THE PROBLEM
Look through the lines below and extract each one that contains "title".

· · · ·

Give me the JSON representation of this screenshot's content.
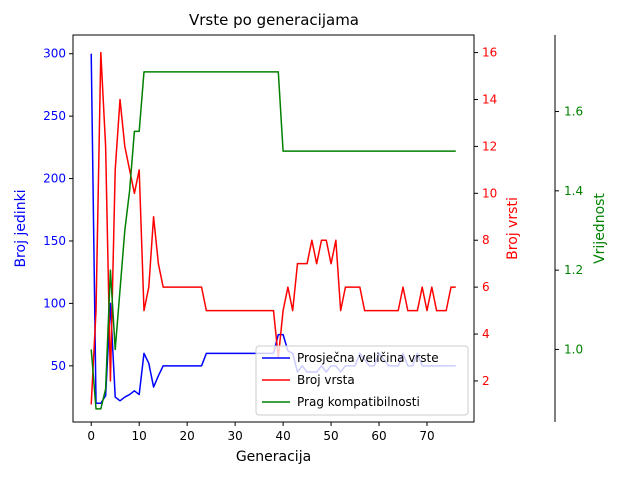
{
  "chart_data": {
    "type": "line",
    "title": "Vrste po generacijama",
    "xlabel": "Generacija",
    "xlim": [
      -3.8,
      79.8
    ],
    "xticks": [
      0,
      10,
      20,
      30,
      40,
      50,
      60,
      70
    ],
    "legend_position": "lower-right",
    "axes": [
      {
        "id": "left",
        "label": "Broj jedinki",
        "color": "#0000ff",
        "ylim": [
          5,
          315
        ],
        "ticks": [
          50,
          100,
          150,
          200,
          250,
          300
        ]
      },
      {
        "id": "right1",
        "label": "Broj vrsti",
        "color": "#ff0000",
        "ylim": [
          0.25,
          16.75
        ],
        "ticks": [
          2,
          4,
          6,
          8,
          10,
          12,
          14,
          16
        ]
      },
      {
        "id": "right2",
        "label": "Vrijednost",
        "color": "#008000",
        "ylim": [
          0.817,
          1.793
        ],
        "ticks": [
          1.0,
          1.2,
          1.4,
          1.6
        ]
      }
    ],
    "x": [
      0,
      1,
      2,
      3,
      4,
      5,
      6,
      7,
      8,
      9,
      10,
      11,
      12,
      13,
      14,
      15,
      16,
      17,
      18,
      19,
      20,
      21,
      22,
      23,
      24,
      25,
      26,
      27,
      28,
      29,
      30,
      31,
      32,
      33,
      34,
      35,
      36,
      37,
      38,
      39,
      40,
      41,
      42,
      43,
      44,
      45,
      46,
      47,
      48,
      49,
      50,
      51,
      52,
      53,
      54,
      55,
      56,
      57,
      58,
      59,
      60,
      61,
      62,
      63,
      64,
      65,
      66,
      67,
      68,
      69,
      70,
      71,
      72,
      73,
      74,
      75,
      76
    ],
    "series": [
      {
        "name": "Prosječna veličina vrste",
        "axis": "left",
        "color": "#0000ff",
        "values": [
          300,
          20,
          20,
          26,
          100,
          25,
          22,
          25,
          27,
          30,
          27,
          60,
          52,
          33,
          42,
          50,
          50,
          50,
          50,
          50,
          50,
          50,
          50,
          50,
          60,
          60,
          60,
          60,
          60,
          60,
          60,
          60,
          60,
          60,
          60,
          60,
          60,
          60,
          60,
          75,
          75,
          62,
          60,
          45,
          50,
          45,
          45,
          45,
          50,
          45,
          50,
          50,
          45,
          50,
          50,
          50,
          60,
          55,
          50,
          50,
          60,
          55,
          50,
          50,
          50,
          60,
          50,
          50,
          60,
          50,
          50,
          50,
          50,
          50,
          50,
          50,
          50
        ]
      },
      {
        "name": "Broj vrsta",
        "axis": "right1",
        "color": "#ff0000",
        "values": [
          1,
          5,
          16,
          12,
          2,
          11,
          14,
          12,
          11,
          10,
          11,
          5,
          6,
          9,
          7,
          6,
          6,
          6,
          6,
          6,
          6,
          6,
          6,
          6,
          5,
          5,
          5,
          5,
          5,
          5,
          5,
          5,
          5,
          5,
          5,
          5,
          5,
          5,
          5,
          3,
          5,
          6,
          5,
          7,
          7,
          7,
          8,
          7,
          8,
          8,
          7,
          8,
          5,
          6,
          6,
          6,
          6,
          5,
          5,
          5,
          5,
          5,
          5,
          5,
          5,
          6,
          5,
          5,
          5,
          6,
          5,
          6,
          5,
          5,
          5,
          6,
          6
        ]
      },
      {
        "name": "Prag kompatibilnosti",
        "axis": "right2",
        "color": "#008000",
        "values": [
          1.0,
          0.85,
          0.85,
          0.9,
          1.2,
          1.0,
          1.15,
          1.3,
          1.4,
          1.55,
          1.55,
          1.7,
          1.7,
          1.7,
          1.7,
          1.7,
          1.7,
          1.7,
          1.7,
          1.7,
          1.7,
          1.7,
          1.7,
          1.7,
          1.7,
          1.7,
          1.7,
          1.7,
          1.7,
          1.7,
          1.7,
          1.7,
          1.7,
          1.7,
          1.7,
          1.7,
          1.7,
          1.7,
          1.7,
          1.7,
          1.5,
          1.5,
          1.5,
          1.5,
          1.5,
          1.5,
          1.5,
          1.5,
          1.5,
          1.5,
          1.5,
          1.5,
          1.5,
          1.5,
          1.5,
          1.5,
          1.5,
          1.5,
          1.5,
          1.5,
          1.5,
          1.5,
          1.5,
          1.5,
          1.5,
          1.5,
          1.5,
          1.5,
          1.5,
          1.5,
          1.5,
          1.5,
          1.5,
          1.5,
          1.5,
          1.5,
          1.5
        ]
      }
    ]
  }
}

· · · ·

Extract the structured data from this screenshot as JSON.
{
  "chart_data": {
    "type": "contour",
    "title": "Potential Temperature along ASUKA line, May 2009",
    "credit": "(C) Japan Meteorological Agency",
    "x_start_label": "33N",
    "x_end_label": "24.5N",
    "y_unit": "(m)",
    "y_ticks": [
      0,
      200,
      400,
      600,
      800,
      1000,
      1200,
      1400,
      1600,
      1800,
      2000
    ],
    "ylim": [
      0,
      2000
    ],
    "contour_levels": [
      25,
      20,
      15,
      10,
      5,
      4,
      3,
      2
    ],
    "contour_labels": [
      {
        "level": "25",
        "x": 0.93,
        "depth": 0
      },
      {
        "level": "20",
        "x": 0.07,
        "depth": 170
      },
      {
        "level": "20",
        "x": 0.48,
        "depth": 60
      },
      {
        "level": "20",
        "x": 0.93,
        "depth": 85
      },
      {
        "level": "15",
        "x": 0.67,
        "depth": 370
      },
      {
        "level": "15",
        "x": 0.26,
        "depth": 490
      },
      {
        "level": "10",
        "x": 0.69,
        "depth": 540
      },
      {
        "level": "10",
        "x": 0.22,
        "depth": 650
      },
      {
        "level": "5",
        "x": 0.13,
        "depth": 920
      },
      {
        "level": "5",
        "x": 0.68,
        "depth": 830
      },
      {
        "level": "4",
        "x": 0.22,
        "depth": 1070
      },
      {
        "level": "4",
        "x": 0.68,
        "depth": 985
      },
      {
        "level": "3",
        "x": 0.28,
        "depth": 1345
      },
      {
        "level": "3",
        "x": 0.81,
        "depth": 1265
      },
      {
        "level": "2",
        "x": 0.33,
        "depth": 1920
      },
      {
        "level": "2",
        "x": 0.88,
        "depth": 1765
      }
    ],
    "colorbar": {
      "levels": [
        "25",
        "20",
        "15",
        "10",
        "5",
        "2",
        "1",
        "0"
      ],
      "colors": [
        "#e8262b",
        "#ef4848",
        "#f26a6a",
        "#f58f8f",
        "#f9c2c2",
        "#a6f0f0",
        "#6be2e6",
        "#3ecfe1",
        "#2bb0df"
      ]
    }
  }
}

· · · ·

FINAL RESULT
    "title": "Vrste po generacijama",
    "title": "Potential Temperature along ASUKA line, May 2009",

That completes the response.